REQUEST
Repeat the material exactly as it appears.

EXTRACTED ENTRIES
==========

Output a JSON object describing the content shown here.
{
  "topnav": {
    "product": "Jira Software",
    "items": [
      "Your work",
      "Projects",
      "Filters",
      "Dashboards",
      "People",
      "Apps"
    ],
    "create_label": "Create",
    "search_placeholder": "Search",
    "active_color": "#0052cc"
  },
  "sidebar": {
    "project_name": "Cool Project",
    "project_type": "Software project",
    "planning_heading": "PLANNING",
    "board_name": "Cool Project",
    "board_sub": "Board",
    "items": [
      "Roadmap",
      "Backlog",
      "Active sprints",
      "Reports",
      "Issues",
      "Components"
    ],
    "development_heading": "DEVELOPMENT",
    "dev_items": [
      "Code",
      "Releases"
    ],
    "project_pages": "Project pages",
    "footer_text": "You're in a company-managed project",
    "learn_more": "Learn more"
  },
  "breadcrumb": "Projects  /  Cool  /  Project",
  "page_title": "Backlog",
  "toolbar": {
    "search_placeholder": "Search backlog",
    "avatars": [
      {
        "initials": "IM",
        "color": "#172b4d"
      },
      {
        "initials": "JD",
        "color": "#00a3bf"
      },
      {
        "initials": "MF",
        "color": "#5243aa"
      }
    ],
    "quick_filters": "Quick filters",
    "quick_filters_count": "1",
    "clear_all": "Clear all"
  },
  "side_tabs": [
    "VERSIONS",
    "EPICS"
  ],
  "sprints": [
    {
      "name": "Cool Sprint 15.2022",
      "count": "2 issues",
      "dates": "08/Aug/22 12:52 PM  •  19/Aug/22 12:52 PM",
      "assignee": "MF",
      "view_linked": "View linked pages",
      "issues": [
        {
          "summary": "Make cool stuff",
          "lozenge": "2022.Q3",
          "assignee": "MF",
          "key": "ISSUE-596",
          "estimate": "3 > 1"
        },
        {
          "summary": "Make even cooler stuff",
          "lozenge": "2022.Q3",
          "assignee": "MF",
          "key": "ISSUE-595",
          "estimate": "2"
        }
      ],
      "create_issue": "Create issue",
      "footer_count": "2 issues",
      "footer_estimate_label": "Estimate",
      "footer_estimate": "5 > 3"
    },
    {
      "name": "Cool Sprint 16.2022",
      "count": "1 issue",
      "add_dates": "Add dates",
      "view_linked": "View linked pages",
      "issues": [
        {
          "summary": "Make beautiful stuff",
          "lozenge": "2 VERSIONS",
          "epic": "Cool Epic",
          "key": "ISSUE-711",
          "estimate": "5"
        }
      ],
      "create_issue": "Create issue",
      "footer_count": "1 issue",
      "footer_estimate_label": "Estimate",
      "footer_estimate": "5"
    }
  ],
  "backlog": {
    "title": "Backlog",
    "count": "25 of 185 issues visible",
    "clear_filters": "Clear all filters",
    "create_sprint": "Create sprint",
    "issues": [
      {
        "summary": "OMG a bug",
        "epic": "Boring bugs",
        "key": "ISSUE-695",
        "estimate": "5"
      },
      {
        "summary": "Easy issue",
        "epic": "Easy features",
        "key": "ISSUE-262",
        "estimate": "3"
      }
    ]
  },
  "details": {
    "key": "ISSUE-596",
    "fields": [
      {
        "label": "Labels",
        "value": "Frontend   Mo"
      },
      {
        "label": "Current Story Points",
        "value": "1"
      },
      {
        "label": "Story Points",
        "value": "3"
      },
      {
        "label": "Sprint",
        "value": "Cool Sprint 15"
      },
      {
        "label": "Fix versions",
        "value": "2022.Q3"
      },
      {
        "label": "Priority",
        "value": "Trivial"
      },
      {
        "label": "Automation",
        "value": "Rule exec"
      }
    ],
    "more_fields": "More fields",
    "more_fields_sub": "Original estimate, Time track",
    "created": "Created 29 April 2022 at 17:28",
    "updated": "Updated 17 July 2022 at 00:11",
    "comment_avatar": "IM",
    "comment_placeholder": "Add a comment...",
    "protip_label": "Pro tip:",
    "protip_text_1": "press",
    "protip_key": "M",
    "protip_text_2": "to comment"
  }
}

==========

TASK SOLUTION
Output a JSON object describing the content shown here.
{
  "topnav": {
    "product": "Jira Software",
    "items": [
      "Your work",
      "Projects",
      "Filters",
      "Dashboards",
      "People",
      "Apps"
    ],
    "create_label": "Create",
    "search_placeholder": "Search",
    "active_color": "#0052cc"
  },
  "sidebar": {
    "project_name": "Cool Project",
    "project_type": "Software project",
    "planning_heading": "PLANNING",
    "board_name": "Cool Project",
    "board_sub": "Board",
    "items": [
      "Roadmap",
      "Backlog",
      "Active sprints",
      "Reports",
      "Issues",
      "Components"
    ],
    "development_heading": "DEVELOPMENT",
    "dev_items": [
      "Code",
      "Releases"
    ],
    "project_pages": "Project pages",
    "footer_text": "You're in a company-managed project",
    "learn_more": "Learn more"
  },
  "breadcrumb": "Projects  /  Cool  /  Project",
  "page_title": "Backlog",
  "toolbar": {
    "search_placeholder": "Search backlog",
    "avatars": [
      {
        "initials": "IM",
        "color": "#172b4d"
      },
      {
        "initials": "JD",
        "color": "#00a3bf"
      },
      {
        "initials": "MF",
        "color": "#5243aa"
      }
    ],
    "quick_filters": "Quick filters",
    "quick_filters_count": "1",
    "clear_all": "Clear all"
  },
  "side_tabs": [
    "VERSIONS",
    "EPICS"
  ],
  "sprints": [
    {
      "name": "Cool Sprint 15.2022",
      "count": "2 issues",
      "dates": "08/Aug/22 12:52 PM  •  19/Aug/22 12:52 PM",
      "assignee": "MF",
      "view_linked": "View linked pages",
      "issues": [
        {
          "summary": "Make cool stuff",
          "lozenge": "2022.Q3",
          "assignee": "MF",
          "key": "ISSUE-596",
          "estimate": "3 > 1"
        },
        {
          "summary": "Make even cooler stuff",
          "lozenge": "2022.Q3",
          "assignee": "MF",
          "key": "ISSUE-595",
          "estimate": "2"
        }
      ],
      "create_issue": "Create issue",
      "footer_count": "2 issues",
      "footer_estimate_label": "Estimate",
      "footer_estimate": "5 > 3"
    },
    {
      "name": "Cool Sprint 16.2022",
      "count": "1 issue",
      "add_dates": "Add dates",
      "view_linked": "View linked pages",
      "issues": [
        {
          "summary": "Make beautiful stuff",
          "lozenge": "2 VERSIONS",
          "epic": "Cool Epic",
          "key": "ISSUE-711",
          "estimate": "5"
        }
      ],
      "create_issue": "Create issue",
      "footer_count": "1 issue",
      "footer_estimate_label": "Estimate",
      "footer_estimate": "5"
    }
  ],
  "backlog": {
    "title": "Backlog",
    "count": "25 of 185 issues visible",
    "clear_filters": "Clear all filters",
    "create_sprint": "Create sprint",
    "issues": [
      {
        "summary": "OMG a bug",
        "epic": "Boring bugs",
        "key": "ISSUE-695",
        "estimate": "5"
      },
      {
        "summary": "Easy issue",
        "epic": "Easy features",
        "key": "ISSUE-262",
        "estimate": "3"
      }
    ]
  },
  "details": {
    "key": "ISSUE-596",
    "fields": [
      {
        "label": "Labels",
        "value": "Frontend   Mo"
      },
      {
        "label": "Current Story Points",
        "value": "1"
      },
      {
        "label": "Story Points",
        "value": "3"
      },
      {
        "label": "Sprint",
        "value": "Cool Sprint 15"
      },
      {
        "label": "Fix versions",
        "value": "2022.Q3"
      },
      {
        "label": "Priority",
        "value": "Trivial"
      },
      {
        "label": "Automation",
        "value": "Rule exec"
      }
    ],
    "more_fields": "More fields",
    "more_fields_sub": "Original estimate, Time track",
    "created": "Created 29 April 2022 at 17:28",
    "updated": "Updated 17 July 2022 at 00:11",
    "comment_avatar": "IM",
    "comment_placeholder": "Add a comment...",
    "protip_label": "Pro tip:",
    "protip_text_1": "press",
    "protip_key": "M",
    "protip_text_2": "to comment"
  }
}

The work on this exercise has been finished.